■ **DESCRIPTION OF THE TASK**
Give the number of lines below that contain the word "установлению", and nothing else.

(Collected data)
------

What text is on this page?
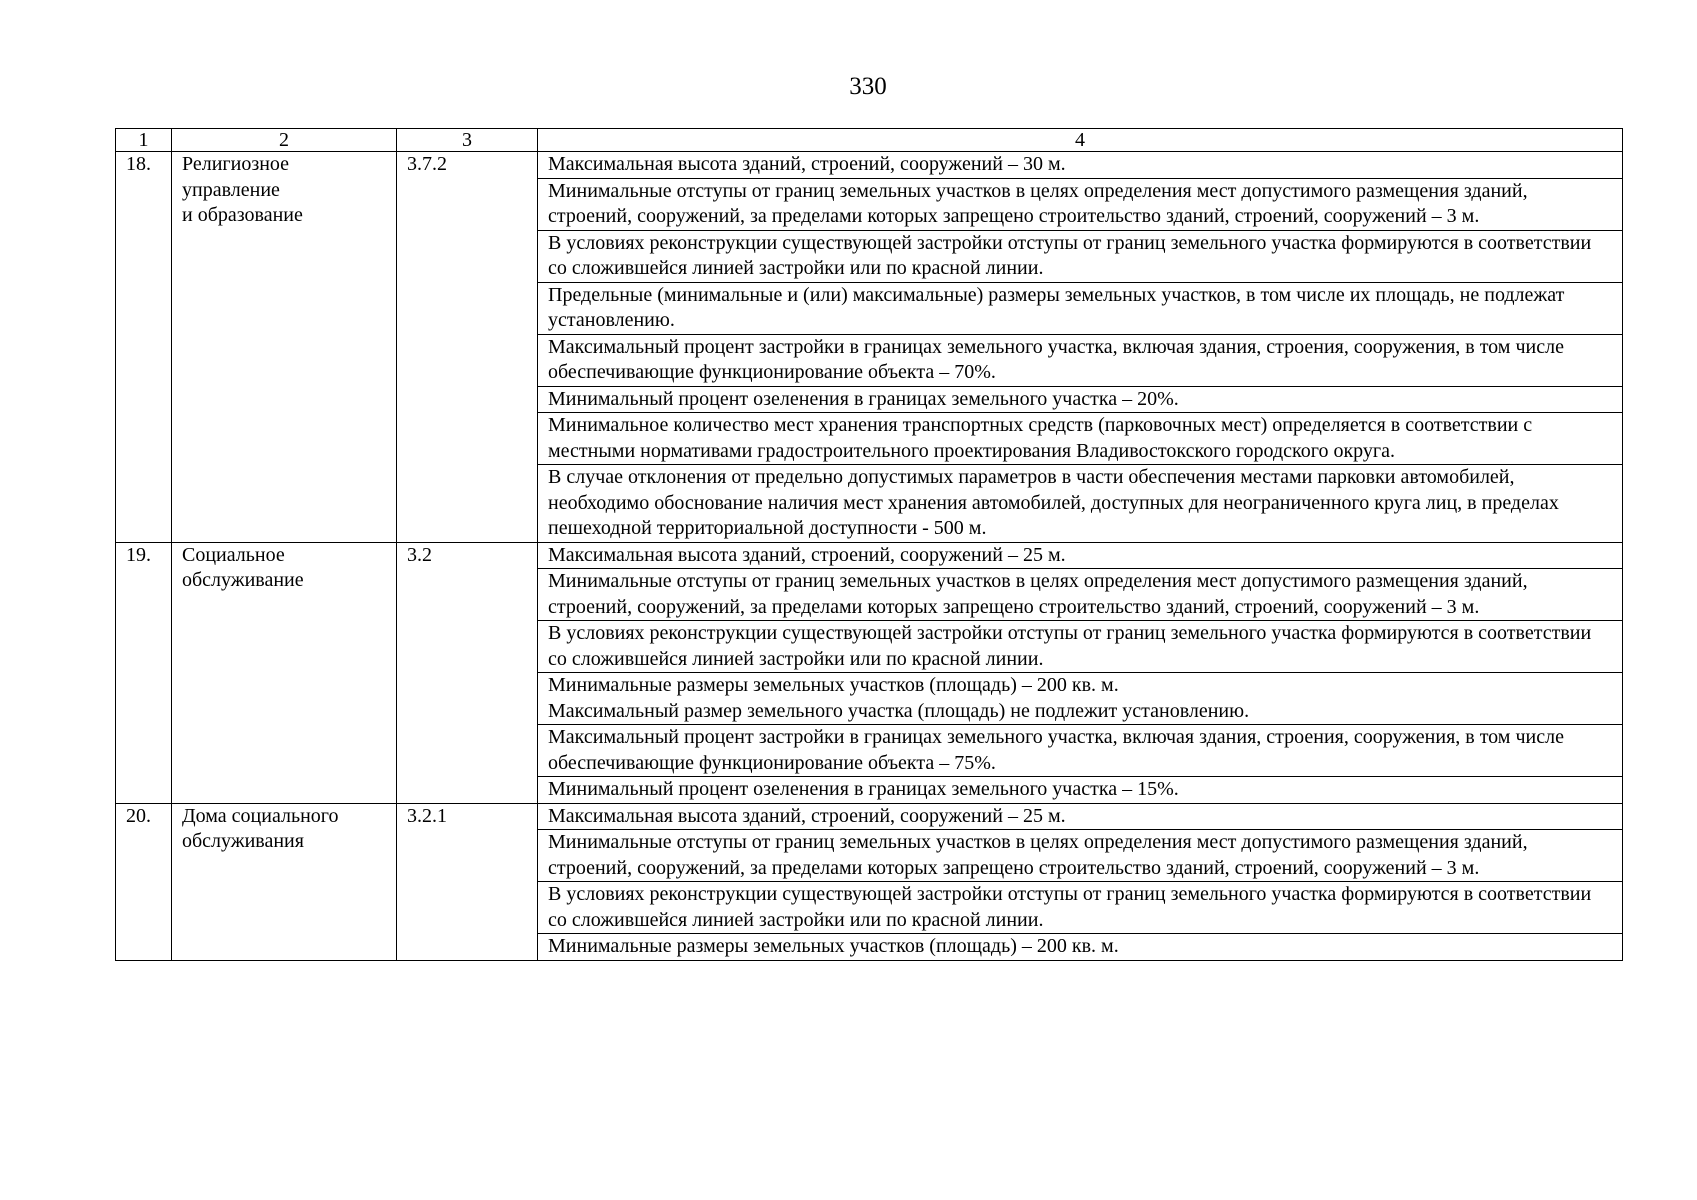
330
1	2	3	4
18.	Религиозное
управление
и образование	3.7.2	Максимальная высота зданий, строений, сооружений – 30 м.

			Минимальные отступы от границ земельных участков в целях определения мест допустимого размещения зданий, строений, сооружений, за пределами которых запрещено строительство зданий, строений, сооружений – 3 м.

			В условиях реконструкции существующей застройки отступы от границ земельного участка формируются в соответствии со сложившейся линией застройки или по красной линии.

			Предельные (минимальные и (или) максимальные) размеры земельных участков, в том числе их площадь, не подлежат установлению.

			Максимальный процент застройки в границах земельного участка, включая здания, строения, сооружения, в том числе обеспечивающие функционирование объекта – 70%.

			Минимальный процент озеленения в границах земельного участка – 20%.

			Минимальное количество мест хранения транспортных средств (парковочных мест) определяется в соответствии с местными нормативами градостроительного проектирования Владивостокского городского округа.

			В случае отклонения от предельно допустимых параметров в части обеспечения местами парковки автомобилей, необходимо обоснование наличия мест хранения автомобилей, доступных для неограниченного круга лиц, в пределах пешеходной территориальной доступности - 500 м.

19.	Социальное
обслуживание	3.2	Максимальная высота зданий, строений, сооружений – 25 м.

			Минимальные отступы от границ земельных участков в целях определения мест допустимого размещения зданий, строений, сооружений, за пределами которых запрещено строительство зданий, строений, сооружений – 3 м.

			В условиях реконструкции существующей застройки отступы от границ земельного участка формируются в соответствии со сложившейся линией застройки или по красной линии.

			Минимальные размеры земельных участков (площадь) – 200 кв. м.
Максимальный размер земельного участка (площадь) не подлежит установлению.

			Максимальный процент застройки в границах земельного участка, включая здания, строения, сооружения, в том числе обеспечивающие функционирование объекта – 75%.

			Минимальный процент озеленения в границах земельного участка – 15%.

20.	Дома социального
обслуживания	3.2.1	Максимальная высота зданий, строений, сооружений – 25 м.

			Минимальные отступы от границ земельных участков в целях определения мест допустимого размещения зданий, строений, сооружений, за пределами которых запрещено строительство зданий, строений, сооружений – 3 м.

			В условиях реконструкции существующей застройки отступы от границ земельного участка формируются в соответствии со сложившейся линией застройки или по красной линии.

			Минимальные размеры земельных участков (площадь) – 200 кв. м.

------

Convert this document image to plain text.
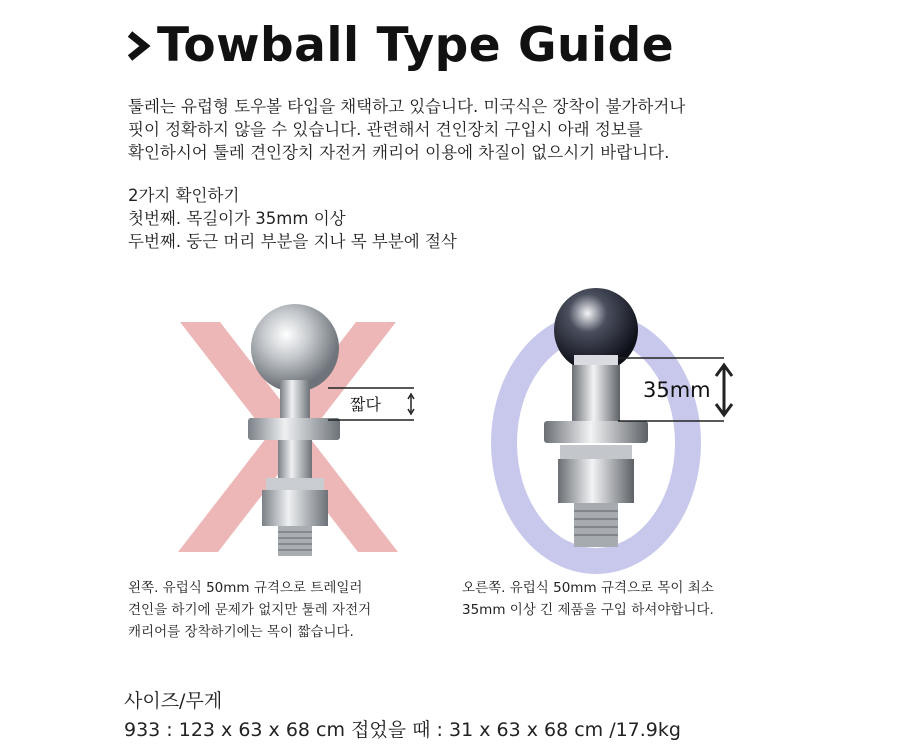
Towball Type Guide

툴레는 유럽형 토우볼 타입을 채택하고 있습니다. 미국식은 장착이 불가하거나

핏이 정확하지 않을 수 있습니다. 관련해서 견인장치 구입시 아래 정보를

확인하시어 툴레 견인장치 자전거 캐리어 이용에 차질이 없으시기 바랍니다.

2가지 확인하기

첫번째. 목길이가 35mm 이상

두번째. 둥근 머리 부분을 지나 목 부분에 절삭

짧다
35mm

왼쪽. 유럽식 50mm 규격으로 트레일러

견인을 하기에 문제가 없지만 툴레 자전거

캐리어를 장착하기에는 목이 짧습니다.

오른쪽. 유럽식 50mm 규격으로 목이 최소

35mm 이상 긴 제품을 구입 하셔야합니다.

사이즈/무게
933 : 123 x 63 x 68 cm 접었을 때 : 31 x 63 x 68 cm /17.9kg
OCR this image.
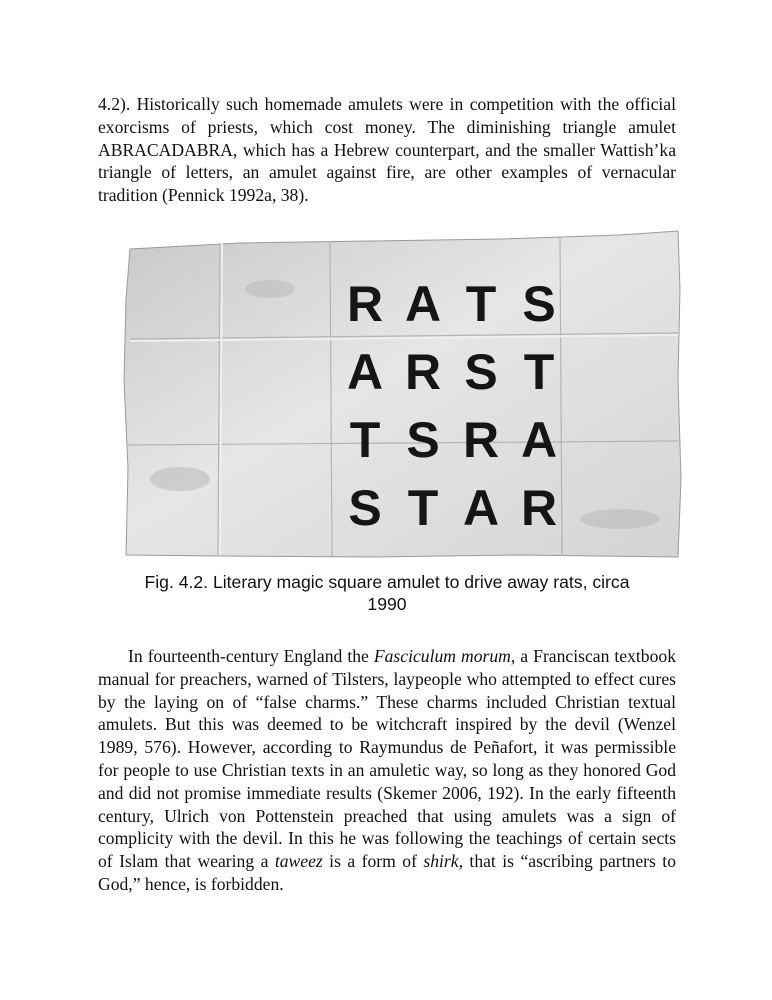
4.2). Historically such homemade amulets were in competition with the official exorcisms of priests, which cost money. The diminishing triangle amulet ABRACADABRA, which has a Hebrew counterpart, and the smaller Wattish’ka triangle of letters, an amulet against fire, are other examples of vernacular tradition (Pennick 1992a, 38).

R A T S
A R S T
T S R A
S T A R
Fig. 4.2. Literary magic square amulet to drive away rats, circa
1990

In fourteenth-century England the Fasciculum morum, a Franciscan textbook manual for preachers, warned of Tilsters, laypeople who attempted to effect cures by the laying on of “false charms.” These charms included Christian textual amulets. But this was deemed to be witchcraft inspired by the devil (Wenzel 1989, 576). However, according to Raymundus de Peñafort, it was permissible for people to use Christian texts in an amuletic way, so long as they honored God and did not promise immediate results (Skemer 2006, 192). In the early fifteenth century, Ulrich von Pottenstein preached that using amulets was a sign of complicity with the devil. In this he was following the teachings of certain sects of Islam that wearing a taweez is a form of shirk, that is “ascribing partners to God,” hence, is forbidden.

------

■ **FULL RESPONSE**
2